BEGIN Dataset records
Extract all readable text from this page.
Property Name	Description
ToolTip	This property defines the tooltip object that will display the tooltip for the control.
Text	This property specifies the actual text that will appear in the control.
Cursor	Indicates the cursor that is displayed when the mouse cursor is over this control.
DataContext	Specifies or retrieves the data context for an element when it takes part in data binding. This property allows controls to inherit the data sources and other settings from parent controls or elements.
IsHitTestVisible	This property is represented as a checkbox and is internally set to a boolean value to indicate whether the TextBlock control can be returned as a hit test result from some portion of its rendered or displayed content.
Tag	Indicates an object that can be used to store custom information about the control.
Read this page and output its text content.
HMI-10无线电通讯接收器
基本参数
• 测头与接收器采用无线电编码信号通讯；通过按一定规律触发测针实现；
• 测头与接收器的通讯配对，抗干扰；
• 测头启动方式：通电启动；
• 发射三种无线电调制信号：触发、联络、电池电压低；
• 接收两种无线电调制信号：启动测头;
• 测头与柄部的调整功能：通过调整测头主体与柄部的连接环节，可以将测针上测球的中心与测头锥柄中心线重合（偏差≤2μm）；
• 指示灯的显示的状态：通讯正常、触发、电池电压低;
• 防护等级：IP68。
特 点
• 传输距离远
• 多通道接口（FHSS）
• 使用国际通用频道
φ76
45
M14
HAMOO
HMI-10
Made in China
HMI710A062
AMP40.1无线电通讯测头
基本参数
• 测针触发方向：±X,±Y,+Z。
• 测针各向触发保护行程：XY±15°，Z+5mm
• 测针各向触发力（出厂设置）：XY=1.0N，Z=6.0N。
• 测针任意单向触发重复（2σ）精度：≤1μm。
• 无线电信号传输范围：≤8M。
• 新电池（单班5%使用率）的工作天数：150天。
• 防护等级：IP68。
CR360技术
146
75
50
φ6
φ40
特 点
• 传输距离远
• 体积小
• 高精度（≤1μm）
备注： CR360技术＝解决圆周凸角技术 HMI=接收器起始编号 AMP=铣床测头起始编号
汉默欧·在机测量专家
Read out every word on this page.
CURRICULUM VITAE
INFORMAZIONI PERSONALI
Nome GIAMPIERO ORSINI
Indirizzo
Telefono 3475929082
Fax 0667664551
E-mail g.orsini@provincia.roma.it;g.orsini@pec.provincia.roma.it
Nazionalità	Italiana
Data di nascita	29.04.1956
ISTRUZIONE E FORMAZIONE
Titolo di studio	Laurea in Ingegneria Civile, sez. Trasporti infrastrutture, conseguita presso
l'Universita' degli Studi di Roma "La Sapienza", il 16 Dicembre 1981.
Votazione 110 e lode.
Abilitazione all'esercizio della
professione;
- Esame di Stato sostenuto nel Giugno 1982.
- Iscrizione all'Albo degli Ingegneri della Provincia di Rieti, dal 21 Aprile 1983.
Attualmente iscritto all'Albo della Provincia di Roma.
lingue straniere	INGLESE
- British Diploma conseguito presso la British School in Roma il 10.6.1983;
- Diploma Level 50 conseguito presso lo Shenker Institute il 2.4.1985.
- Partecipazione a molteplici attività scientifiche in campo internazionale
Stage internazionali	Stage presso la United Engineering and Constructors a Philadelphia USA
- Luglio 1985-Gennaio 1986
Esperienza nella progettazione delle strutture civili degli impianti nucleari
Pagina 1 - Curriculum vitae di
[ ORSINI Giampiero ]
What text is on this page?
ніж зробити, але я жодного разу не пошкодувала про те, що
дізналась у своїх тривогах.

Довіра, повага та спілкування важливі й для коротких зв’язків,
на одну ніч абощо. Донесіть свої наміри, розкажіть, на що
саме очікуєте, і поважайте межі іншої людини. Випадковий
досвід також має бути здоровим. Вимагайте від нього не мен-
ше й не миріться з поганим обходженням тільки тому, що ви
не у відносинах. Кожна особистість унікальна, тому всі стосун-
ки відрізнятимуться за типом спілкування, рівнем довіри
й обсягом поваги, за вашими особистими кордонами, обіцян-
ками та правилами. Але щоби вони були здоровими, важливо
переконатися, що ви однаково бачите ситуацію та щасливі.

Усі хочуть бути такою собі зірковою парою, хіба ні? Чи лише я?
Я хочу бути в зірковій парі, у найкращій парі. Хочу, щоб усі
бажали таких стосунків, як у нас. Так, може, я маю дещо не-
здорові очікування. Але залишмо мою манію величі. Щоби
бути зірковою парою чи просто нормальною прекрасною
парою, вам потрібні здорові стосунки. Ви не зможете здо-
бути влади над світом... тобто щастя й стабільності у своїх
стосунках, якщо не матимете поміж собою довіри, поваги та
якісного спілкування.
END Dataset records
Return all of the data exactly as it reads.

Extract all readable text from this page.
Property Name	Description
ToolTip	This property defines the tooltip object that will display the tooltip for the control.
Text	This property specifies the actual text that will appear in the control.
Cursor	Indicates the cursor that is displayed when the mouse cursor is over this control.
DataContext	Specifies or retrieves the data context for an element when it takes part in data binding. This property allows controls to inherit the data sources and other settings from parent controls or elements.
IsHitTestVisible	This property is represented as a checkbox and is internally set to a boolean value to indicate whether the TextBlock control can be returned as a hit test result from some portion of its rendered or displayed content.
Tag	Indicates an object that can be used to store custom information about the control.
Read this page and output its text content.
HMI-10无线电通讯接收器
基本参数
• 测头与接收器采用无线电编码信号通讯；通过按一定规律触发测针实现；
• 测头与接收器的通讯配对，抗干扰；
• 测头启动方式：通电启动；
• 发射三种无线电调制信号：触发、联络、电池电压低；
• 接收两种无线电调制信号：启动测头;
• 测头与柄部的调整功能：通过调整测头主体与柄部的连接环节，可以将测针上测球的中心与测头锥柄中心线重合（偏差≤2μm）；
• 指示灯的显示的状态：通讯正常、触发、电池电压低;
• 防护等级：IP68。
特 点
• 传输距离远
• 多通道接口（FHSS）
• 使用国际通用频道
φ76
45
M14
HAMOO
HMI-10
Made in China
HMI710A062
AMP40.1无线电通讯测头
基本参数
• 测针触发方向：±X,±Y,+Z。
• 测针各向触发保护行程：XY±15°，Z+5mm
• 测针各向触发力（出厂设置）：XY=1.0N，Z=6.0N。
• 测针任意单向触发重复（2σ）精度：≤1μm。
• 无线电信号传输范围：≤8M。
• 新电池（单班5%使用率）的工作天数：150天。
• 防护等级：IP68。
CR360技术
146
75
50
φ6
φ40
特 点
• 传输距离远
• 体积小
• 高精度（≤1μm）
备注： CR360技术＝解决圆周凸角技术 HMI=接收器起始编号 AMP=铣床测头起始编号
汉默欧·在机测量专家
Read out every word on this page.
CURRICULUM VITAE
INFORMAZIONI PERSONALI
Nome GIAMPIERO ORSINI
Indirizzo
Telefono 3475929082
Fax 0667664551
E-mail g.orsini@provincia.roma.it;g.orsini@pec.provincia.roma.it
Nazionalità	Italiana
Data di nascita	29.04.1956
ISTRUZIONE E FORMAZIONE
Titolo di studio	Laurea in Ingegneria Civile, sez. Trasporti infrastrutture, conseguita presso
l'Universita' degli Studi di Roma "La Sapienza", il 16 Dicembre 1981.
Votazione 110 e lode.
Abilitazione all'esercizio della
professione;
- Esame di Stato sostenuto nel Giugno 1982.
- Iscrizione all'Albo degli Ingegneri della Provincia di Rieti, dal 21 Aprile 1983.
Attualmente iscritto all'Albo della Provincia di Roma.
lingue straniere	INGLESE
- British Diploma conseguito presso la British School in Roma il 10.6.1983;
- Diploma Level 50 conseguito presso lo Shenker Institute il 2.4.1985.
- Partecipazione a molteplici attività scientifiche in campo internazionale
Stage internazionali	Stage presso la United Engineering and Constructors a Philadelphia USA
- Luglio 1985-Gennaio 1986
Esperienza nella progettazione delle strutture civili degli impianti nucleari
Pagina 1 - Curriculum vitae di
[ ORSINI Giampiero ]
What text is on this page?
ніж зробити, але я жодного разу не пошкодувала про те, що
дізналась у своїх тривогах.

Довіра, повага та спілкування важливі й для коротких зв’язків,
на одну ніч абощо. Донесіть свої наміри, розкажіть, на що
саме очікуєте, і поважайте межі іншої людини. Випадковий
досвід також має бути здоровим. Вимагайте від нього не мен-
ше й не миріться з поганим обходженням тільки тому, що ви
не у відносинах. Кожна особистість унікальна, тому всі стосун-
ки відрізнятимуться за типом спілкування, рівнем довіри
й обсягом поваги, за вашими особистими кордонами, обіцян-
ками та правилами. Але щоби вони були здоровими, важливо
переконатися, що ви однаково бачите ситуацію та щасливі.

Усі хочуть бути такою собі зірковою парою, хіба ні? Чи лише я?
Я хочу бути в зірковій парі, у найкращій парі. Хочу, щоб усі
бажали таких стосунків, як у нас. Так, може, я маю дещо не-
здорові очікування. Але залишмо мою манію величі. Щоби
бути зірковою парою чи просто нормальною прекрасною
парою, вам потрібні здорові стосунки. Ви не зможете здо-
бути влади над світом... тобто щастя й стабільності у своїх
стосунках, якщо не матимете поміж собою довіри, поваги та
якісного спілкування.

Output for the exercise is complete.